For the material that follows, list every line containing the word "triangle".

[Records excerpted from a collection]

►

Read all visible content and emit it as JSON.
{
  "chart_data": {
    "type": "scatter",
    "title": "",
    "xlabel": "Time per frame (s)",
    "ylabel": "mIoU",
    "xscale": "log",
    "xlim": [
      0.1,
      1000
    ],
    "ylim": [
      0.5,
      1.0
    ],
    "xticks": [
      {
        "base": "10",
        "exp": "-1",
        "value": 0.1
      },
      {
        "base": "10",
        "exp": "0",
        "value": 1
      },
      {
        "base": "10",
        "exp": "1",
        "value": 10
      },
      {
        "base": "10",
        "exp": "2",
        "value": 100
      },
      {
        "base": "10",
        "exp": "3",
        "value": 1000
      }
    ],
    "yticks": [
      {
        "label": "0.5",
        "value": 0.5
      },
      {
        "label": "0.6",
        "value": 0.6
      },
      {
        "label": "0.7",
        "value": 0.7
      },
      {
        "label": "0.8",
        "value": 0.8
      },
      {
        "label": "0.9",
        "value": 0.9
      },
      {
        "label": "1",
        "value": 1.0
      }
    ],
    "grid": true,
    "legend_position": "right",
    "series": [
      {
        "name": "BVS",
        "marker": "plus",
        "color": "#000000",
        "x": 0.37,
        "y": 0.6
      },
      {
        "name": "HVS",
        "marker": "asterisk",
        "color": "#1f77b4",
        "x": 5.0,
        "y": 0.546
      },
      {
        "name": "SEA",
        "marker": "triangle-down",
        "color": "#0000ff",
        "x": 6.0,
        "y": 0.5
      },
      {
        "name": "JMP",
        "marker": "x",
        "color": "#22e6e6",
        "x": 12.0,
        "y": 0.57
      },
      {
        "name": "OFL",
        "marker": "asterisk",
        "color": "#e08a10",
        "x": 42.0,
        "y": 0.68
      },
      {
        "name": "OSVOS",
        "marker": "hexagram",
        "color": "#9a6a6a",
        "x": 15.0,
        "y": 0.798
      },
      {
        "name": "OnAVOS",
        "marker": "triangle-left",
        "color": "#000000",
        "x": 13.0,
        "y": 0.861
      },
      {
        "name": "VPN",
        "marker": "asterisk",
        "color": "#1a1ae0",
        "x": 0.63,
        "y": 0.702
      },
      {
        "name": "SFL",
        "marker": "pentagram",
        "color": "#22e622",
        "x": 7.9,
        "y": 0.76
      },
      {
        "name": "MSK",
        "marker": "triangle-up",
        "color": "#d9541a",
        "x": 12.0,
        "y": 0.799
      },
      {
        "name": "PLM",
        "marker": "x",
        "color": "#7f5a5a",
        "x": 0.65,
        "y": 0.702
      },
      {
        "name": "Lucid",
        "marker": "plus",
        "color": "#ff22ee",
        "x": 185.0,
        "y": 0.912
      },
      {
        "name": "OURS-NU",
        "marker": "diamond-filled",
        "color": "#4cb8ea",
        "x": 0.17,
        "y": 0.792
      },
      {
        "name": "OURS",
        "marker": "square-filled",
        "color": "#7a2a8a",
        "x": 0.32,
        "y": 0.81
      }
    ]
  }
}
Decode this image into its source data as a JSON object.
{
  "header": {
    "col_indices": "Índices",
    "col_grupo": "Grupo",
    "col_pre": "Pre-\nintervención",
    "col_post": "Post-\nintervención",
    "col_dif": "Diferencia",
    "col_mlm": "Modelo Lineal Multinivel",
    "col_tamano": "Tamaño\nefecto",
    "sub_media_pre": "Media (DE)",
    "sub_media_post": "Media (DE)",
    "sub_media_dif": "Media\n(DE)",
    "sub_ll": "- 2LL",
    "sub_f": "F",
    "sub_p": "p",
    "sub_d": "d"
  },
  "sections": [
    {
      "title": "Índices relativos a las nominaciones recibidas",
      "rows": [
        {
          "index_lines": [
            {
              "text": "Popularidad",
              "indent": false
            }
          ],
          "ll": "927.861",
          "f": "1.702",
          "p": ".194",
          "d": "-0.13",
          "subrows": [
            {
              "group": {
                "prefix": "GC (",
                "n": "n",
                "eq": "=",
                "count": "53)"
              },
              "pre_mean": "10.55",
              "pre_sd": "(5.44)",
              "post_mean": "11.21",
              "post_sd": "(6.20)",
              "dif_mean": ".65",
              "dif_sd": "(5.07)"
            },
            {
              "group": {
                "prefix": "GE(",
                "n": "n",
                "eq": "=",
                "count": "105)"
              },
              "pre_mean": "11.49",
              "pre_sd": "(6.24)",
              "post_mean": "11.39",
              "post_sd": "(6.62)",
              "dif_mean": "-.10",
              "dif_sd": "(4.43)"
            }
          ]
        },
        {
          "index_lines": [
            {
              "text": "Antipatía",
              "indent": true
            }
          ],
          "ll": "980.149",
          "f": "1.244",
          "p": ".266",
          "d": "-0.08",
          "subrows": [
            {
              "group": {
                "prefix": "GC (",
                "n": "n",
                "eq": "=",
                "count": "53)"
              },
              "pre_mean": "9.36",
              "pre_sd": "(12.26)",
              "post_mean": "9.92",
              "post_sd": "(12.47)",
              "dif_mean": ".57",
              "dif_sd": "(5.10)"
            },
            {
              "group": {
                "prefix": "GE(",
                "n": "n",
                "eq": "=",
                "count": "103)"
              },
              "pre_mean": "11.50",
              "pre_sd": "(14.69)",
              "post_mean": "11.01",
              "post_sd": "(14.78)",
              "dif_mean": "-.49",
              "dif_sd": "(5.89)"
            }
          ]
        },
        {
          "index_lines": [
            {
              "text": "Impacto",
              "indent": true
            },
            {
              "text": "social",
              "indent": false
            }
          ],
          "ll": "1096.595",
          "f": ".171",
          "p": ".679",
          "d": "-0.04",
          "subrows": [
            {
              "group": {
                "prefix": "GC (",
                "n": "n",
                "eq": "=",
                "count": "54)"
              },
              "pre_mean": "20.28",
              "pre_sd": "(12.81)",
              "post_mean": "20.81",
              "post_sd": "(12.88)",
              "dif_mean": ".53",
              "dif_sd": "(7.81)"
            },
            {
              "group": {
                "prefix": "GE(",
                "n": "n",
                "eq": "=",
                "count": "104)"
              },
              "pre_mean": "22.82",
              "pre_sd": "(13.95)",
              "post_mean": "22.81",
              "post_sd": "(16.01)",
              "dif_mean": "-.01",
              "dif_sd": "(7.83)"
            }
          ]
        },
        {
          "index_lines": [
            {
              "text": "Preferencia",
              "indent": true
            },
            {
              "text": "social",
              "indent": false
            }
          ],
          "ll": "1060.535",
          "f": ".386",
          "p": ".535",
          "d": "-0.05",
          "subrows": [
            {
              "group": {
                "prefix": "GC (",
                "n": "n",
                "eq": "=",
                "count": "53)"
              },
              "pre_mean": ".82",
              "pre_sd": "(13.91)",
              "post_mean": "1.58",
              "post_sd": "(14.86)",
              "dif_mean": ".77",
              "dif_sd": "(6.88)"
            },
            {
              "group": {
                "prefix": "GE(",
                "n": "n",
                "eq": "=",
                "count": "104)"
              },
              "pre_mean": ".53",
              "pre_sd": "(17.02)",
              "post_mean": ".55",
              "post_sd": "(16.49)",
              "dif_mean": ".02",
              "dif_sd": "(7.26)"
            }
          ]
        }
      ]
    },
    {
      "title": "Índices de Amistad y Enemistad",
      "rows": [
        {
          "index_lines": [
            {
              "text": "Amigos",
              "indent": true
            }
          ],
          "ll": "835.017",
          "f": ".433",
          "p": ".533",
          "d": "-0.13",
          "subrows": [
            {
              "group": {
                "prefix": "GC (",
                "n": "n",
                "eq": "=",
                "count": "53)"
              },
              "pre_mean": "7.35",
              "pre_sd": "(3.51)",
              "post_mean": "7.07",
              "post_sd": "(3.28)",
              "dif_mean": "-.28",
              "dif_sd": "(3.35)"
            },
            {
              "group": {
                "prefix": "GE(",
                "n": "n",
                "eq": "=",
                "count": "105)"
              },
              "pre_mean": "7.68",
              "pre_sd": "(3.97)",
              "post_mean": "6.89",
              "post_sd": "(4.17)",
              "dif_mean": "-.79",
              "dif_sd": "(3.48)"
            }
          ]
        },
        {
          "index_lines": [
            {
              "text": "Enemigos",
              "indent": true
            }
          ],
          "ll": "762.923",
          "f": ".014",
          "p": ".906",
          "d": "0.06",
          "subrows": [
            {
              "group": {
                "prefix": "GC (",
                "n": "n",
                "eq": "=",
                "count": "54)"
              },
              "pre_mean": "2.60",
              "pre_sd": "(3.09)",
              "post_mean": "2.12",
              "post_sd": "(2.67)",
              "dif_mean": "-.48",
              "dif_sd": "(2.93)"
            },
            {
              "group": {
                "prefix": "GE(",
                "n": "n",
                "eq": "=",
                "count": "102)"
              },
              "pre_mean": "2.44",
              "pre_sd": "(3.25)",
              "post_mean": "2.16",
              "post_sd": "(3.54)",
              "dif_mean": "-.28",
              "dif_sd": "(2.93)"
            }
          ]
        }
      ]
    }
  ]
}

◄

- _Complete answer_:
        "marker": "triangle-down",
        "marker": "triangle-left",
        "marker": "triangle-up",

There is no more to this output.